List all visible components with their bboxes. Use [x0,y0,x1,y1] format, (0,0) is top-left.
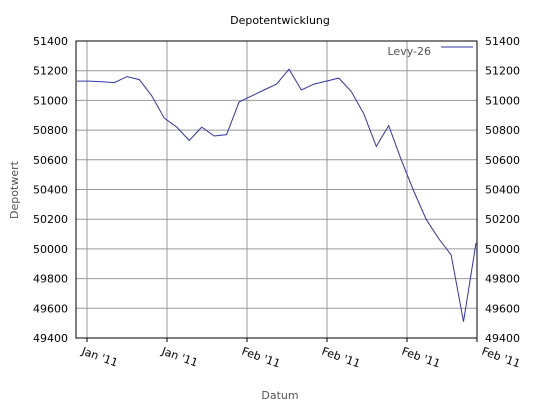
series-line-0 [77,68,477,322]
y-tick-label-left: 50400 [33,184,68,197]
y-tick-label-right: 51000 [485,94,520,107]
y-tick-label-left: 49400 [33,332,68,345]
y-tick-label-right: 49800 [485,273,520,286]
y-tick-label-left: 51400 [33,35,68,48]
series-group [77,68,477,322]
y-tick-label-left: 50600 [33,154,68,167]
x-tick-label: Feb '11 [320,345,362,371]
chart-title: Depotentwicklung [230,14,330,27]
plot-frame [75,40,478,339]
legend: Levy-26 [388,45,473,58]
y-tick-label-left: 49600 [33,302,68,315]
y-tick-label-right: 50600 [485,154,520,167]
x-tick-label: Feb '11 [400,345,442,371]
y-tick-label-left: 50000 [33,243,68,256]
x-tick-label: Jan '11 [159,344,200,369]
y-ticks-right: 49400 49600 49800 50000 50200 50400 50600 50800… [485,35,520,345]
y-ticks-left: 49400 49600 49800 50000 50200 50400 50600 50800… [33,35,68,345]
y-axis-label: Depotwert [8,160,21,219]
y-tick-label-right: 50400 [485,184,520,197]
y-tick-label-right: 49400 [485,332,520,345]
y-tick-label-right: 50200 [485,213,520,226]
y-tick-label-left: 50800 [33,124,68,137]
y-tick-label-right: 50800 [485,124,520,137]
x-ticks: Jan '11 Jan '11 Feb '11 Feb '11 Feb '11 Feb '… [79,338,522,370]
y-tick-label-right: 50000 [485,243,520,256]
legend-label: Levy-26 [388,45,432,58]
y-tick-label-right: 51400 [485,35,520,48]
y-tick-label-left: 51200 [33,65,68,78]
y-tick-label-left: 51000 [33,94,68,107]
y-tick-label-left: 49800 [33,273,68,286]
x-tick-label: Feb '11 [240,345,282,371]
x-tick-label: Jan '11 [79,344,120,369]
y-tick-label-right: 51200 [485,65,520,78]
x-tick-label: Feb '11 [480,345,522,371]
x-axis-label: Datum [261,389,298,400]
grid [76,40,477,339]
y-tick-label-left: 50200 [33,213,68,226]
y-tick-label-right: 49600 [485,302,520,315]
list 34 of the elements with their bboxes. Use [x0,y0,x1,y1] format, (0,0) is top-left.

# Goal
Please format the data above as a JSON list of strings, one string per line and blank lines omitted, leaving out the pictures.

# Task response
[
  "List all visible components with their bboxes. Use [x0,y0,x1,y1] format, (0,0) is top-left.",
  "series-line-0 [77,68,477,322]",
  "y-tick-label-left: 50400 [33,184,68,197]",
  "y-tick-label-right: 51000 [485,94,520,107]",
  "y-tick-label-left: 49400 [33,332,68,345]",
  "y-tick-label-right: 49800 [485,273,520,286]",
  "y-tick-label-left: 51400 [33,35,68,48]",
  "series-group [77,68,477,322]",
  "y-tick-label-left: 50600 [33,154,68,167]",
  "x-tick-label: Feb '11 [320,345,362,371]",
  "chart-title: Depotentwicklung [230,14,330,27]",
  "plot-frame [75,40,478,339]",
  "legend: Levy-26 [388,45,473,58]",
  "y-tick-label-left: 49600 [33,302,68,315]",
  "y-tick-label-right: 50600 [485,154,520,167]",
  "x-tick-label: Feb '11 [400,345,442,371]",
  "y-tick-label-left: 50000 [33,243,68,256]",
  "x-tick-label: Jan '11 [159,344,200,369]",
  "y-ticks-right: 49400 49600 49800 50000 50200 50400 50600 50800… [485,35,520,345]",
  "y-ticks-left: 49400 49600 49800 50000 50200 50400 50600 50800… [33,35,68,345]",
  "y-axis-label: Depotwert [8,160,21,219]",
  "y-tick-label-right: 50400 [485,184,520,197]",
  "y-tick-label-right: 49400 [485,332,520,345]",
  "y-tick-label-right: 50200 [485,213,520,226]",
  "y-tick-label-left: 50800 [33,124,68,137]",
  "y-tick-label-right: 50800 [485,124,520,137]",
  "x-ticks: Jan '11 Jan '11 Feb '11 Feb '11 Feb '11 Feb '… [79,338,522,370]",
  "y-tick-label-right: 50000 [485,243,520,256]",
  "legend-label: Levy-26 [388,45,432,58]",
  "y-tick-label-right: 51400 [485,35,520,48]",
  "y-tick-label-left: 51200 [33,65,68,78]",
  "y-tick-label-left: 51000 [33,94,68,107]",
  "y-tick-label-left: 49800 [33,273,68,286]",
  "x-tick-label: Feb '11 [240,345,282,371]",
  "x-tick-label: Jan '11 [79,344,120,369]",
  "y-tick-label-right: 51200 [485,65,520,78]",
  "x-tick-label: Feb '11 [480,345,522,371]",
  "x-axis-label: Datum [261,389,298,400]",
  "grid [76,40,477,339]",
  "y-tick-label-left: 50200 [33,213,68,226]",
  "y-tick-label-right: 49600 [485,302,520,315]",
  "list 34 of the elements with their bboxes. Use [x0,y0,x1,y1] format, (0,0) is top-left."
]